Task to carry out
Check each line of the data for "this" and select those that have it.

Listed records
□ □ □ □ □
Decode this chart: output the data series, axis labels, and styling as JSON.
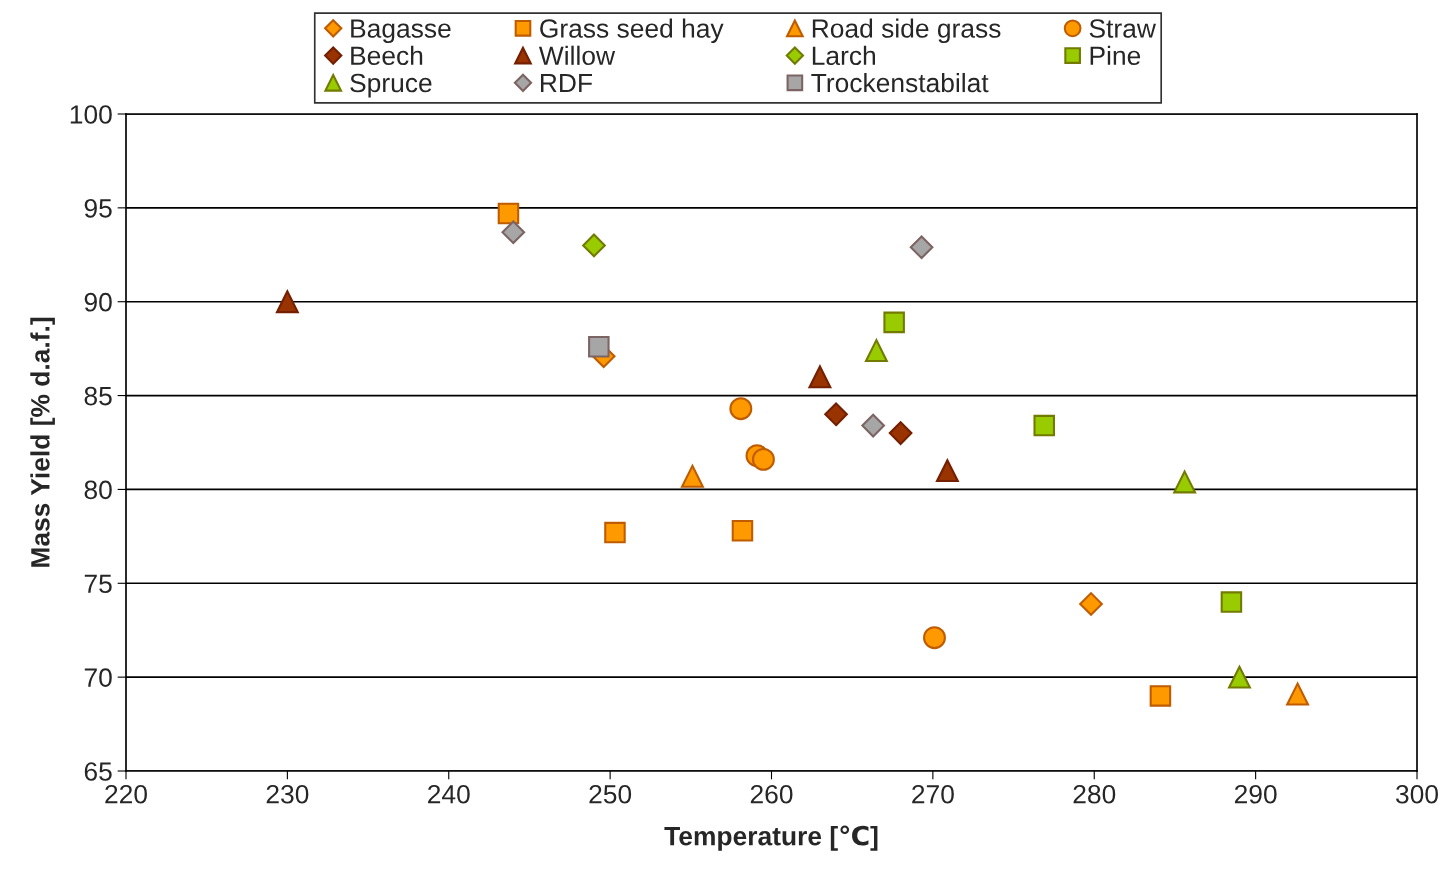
{
  "chart_data": {
    "type": "scatter",
    "xlabel": "Temperature [℃]",
    "ylabel": "Mass Yield [% d.a.f.]",
    "xlim": [
      220,
      300
    ],
    "xticks": [
      220,
      230,
      240,
      250,
      260,
      270,
      280,
      290,
      300
    ],
    "ylim": [
      65,
      100
    ],
    "yticks": [
      65,
      70,
      75,
      80,
      85,
      90,
      95,
      100
    ],
    "grid": "y",
    "legend": "top",
    "series": [
      {
        "name": "Bagasse",
        "color": "#ff9900",
        "marker": "diamond",
        "x": [
          249.6,
          279.8
        ],
        "values": [
          87.1,
          73.9
        ]
      },
      {
        "name": "Grass seed hay",
        "color": "#ff9900",
        "marker": "square",
        "x": [
          243.7,
          250.3,
          258.2,
          284.1
        ],
        "values": [
          94.7,
          77.7,
          77.8,
          69.0
        ]
      },
      {
        "name": "Road side grass",
        "color": "#ff9900",
        "marker": "triangle",
        "x": [
          255.1,
          292.6
        ],
        "values": [
          80.7,
          69.1
        ]
      },
      {
        "name": "Straw",
        "color": "#ff9900",
        "marker": "circle",
        "x": [
          258.1,
          259.1,
          259.5,
          270.1
        ],
        "values": [
          84.3,
          81.8,
          81.6,
          72.1
        ]
      },
      {
        "name": "Beech",
        "color": "#993300",
        "marker": "diamond",
        "x": [
          264.0,
          268.0
        ],
        "values": [
          84.0,
          83.0
        ]
      },
      {
        "name": "Willow",
        "color": "#993300",
        "marker": "triangle",
        "x": [
          230.0,
          263.0,
          270.9
        ],
        "values": [
          90.0,
          86.0,
          81.0
        ]
      },
      {
        "name": "Larch",
        "color": "#99cc00",
        "marker": "diamond",
        "x": [
          249.0
        ],
        "values": [
          93.0
        ]
      },
      {
        "name": "Pine",
        "color": "#99cc00",
        "marker": "square",
        "x": [
          267.6,
          276.9,
          288.5
        ],
        "values": [
          88.9,
          83.4,
          74.0
        ]
      },
      {
        "name": "Spruce",
        "color": "#99cc00",
        "marker": "triangle",
        "x": [
          266.5,
          285.6,
          289.0
        ],
        "values": [
          87.4,
          80.4,
          70.0
        ]
      },
      {
        "name": "RDF",
        "color": "#a6a6a6",
        "marker": "diamond",
        "x": [
          244.0,
          269.3,
          266.3
        ],
        "values": [
          93.7,
          92.9,
          83.4
        ]
      },
      {
        "name": "Trockenstabilat",
        "color": "#a6a6a6",
        "marker": "square",
        "x": [
          249.3
        ],
        "values": [
          87.6
        ]
      }
    ]
  }
}
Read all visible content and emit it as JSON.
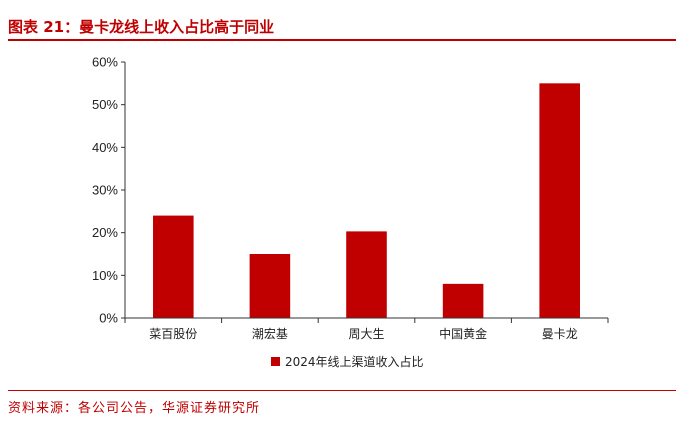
{
  "figure": {
    "title": "图表 21：曼卡龙线上收入占比高于同业",
    "source": "资料来源：各公司公告，华源证券研究所"
  },
  "chart_data": {
    "type": "bar",
    "categories": [
      "菜百股份",
      "潮宏基",
      "周大生",
      "中国黄金",
      "曼卡龙"
    ],
    "series": [
      {
        "name": "2024年线上渠道收入占比",
        "values": [
          24,
          15,
          20.3,
          8,
          55
        ],
        "color": "#c00000"
      }
    ],
    "unit": "%",
    "ylim": [
      0,
      60
    ],
    "yticks": [
      0,
      10,
      20,
      30,
      40,
      50,
      60
    ],
    "ytick_labels": [
      "0%",
      "10%",
      "20%",
      "30%",
      "40%",
      "50%",
      "60%"
    ],
    "grid": false,
    "legend_position": "bottom"
  }
}
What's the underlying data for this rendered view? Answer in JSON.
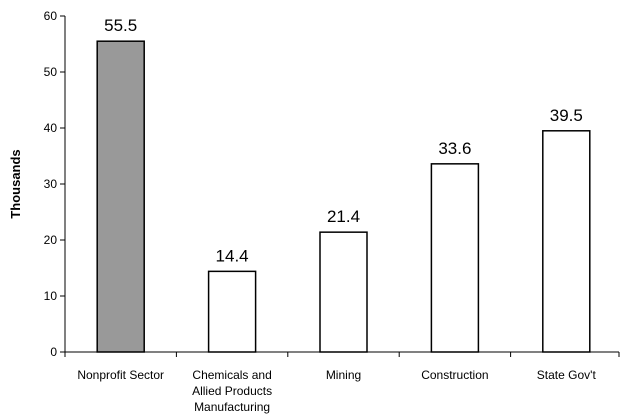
{
  "chart_data": {
    "type": "bar",
    "title": "",
    "xlabel": "",
    "ylabel": "Thousands",
    "ylim": [
      0,
      60
    ],
    "yticks": [
      0,
      10,
      20,
      30,
      40,
      50,
      60
    ],
    "grid": false,
    "legend": "none",
    "categories": [
      [
        "Nonprofit Sector"
      ],
      [
        "Chemicals and",
        "Allied Products",
        "Manufacturing"
      ],
      [
        "Mining"
      ],
      [
        "Construction"
      ],
      [
        "State Gov't"
      ]
    ],
    "values": [
      55.5,
      14.4,
      21.4,
      33.6,
      39.5
    ],
    "data_labels": [
      "55.5",
      "14.4",
      "21.4",
      "33.6",
      "39.5"
    ],
    "colors": {
      "highlight": "#999999",
      "default": "#ffffff",
      "stroke": "#000000"
    },
    "highlight_index": 0
  }
}
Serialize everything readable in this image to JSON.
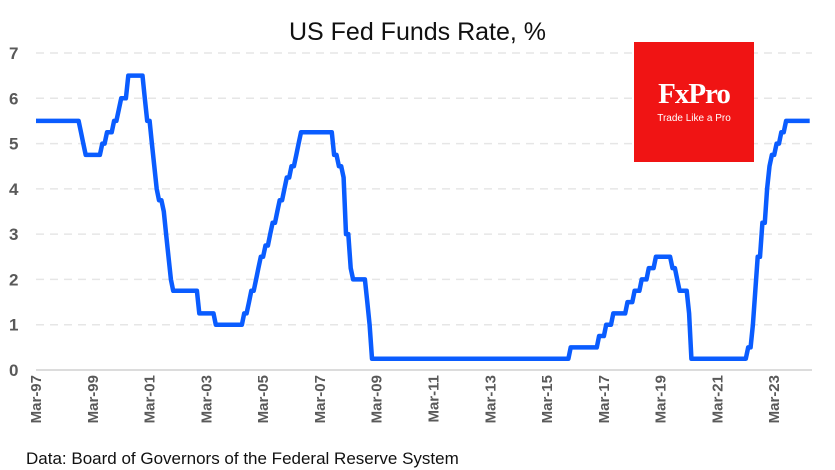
{
  "chart_data": {
    "type": "line",
    "title": "US Fed Funds Rate, %",
    "xlabel": "",
    "ylabel": "",
    "ylim": [
      0,
      7
    ],
    "yticks": [
      "0",
      "1",
      "2",
      "3",
      "4",
      "5",
      "6",
      "7"
    ],
    "xlim": [
      1997.17,
      2024.5
    ],
    "xtick_labels": [
      "Mar-97",
      "Mar-99",
      "Mar-01",
      "Mar-03",
      "Mar-05",
      "Mar-07",
      "Mar-09",
      "Mar-11",
      "Mar-13",
      "Mar-15",
      "Mar-17",
      "Mar-19",
      "Mar-21",
      "Mar-23"
    ],
    "grid": "horizontal dashed",
    "legend": "none",
    "series": [
      {
        "name": "Fed Funds Rate",
        "color": "#0a5cff",
        "steps": [
          [
            1997.17,
            5.5
          ],
          [
            1998.75,
            5.25
          ],
          [
            1998.83,
            5.0
          ],
          [
            1998.88,
            4.75
          ],
          [
            1999.5,
            5.0
          ],
          [
            1999.67,
            5.25
          ],
          [
            1999.88,
            5.5
          ],
          [
            2000.08,
            5.75
          ],
          [
            2000.17,
            6.0
          ],
          [
            2000.38,
            6.5
          ],
          [
            2001.0,
            6.0
          ],
          [
            2001.08,
            5.5
          ],
          [
            2001.25,
            5.0
          ],
          [
            2001.33,
            4.5
          ],
          [
            2001.42,
            4.0
          ],
          [
            2001.5,
            3.75
          ],
          [
            2001.67,
            3.5
          ],
          [
            2001.75,
            3.0
          ],
          [
            2001.83,
            2.5
          ],
          [
            2001.92,
            2.0
          ],
          [
            2001.96,
            1.75
          ],
          [
            2002.87,
            1.25
          ],
          [
            2003.5,
            1.0
          ],
          [
            2004.5,
            1.25
          ],
          [
            2004.62,
            1.5
          ],
          [
            2004.72,
            1.75
          ],
          [
            2004.87,
            2.0
          ],
          [
            2004.95,
            2.25
          ],
          [
            2005.08,
            2.5
          ],
          [
            2005.25,
            2.75
          ],
          [
            2005.4,
            3.0
          ],
          [
            2005.5,
            3.25
          ],
          [
            2005.67,
            3.5
          ],
          [
            2005.75,
            3.75
          ],
          [
            2005.9,
            4.0
          ],
          [
            2006.0,
            4.25
          ],
          [
            2006.17,
            4.5
          ],
          [
            2006.3,
            4.75
          ],
          [
            2006.4,
            5.0
          ],
          [
            2006.5,
            5.25
          ],
          [
            2007.67,
            4.75
          ],
          [
            2007.8,
            4.5
          ],
          [
            2007.95,
            4.25
          ],
          [
            2008.05,
            3.0
          ],
          [
            2008.2,
            2.25
          ],
          [
            2008.33,
            2.0
          ],
          [
            2008.8,
            1.5
          ],
          [
            2008.85,
            1.0
          ],
          [
            2008.96,
            0.25
          ],
          [
            2015.96,
            0.5
          ],
          [
            2016.96,
            0.75
          ],
          [
            2017.2,
            1.0
          ],
          [
            2017.45,
            1.25
          ],
          [
            2017.96,
            1.5
          ],
          [
            2018.2,
            1.75
          ],
          [
            2018.45,
            2.0
          ],
          [
            2018.7,
            2.25
          ],
          [
            2018.96,
            2.5
          ],
          [
            2019.58,
            2.25
          ],
          [
            2019.7,
            2.0
          ],
          [
            2019.83,
            1.75
          ],
          [
            2020.17,
            1.25
          ],
          [
            2020.21,
            0.25
          ],
          [
            2022.2,
            0.5
          ],
          [
            2022.35,
            1.0
          ],
          [
            2022.45,
            1.75
          ],
          [
            2022.57,
            2.5
          ],
          [
            2022.72,
            3.25
          ],
          [
            2022.84,
            4.0
          ],
          [
            2022.96,
            4.5
          ],
          [
            2023.08,
            4.75
          ],
          [
            2023.22,
            5.0
          ],
          [
            2023.37,
            5.25
          ],
          [
            2023.57,
            5.5
          ],
          [
            2024.5,
            5.5
          ]
        ]
      }
    ],
    "source": "Data: Board of Governors of the Federal Reserve System"
  },
  "logo": {
    "brand": "FxPro",
    "tagline": "Trade Like a Pro",
    "color": "#f01414"
  }
}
□ □ □ □ □
Solution
Decode this chart: output the data series, axis labels, and styling as JSON.
What's the underlying data for this rendered view? Answer in JSON.
Serialize everything readable in this image to JSON.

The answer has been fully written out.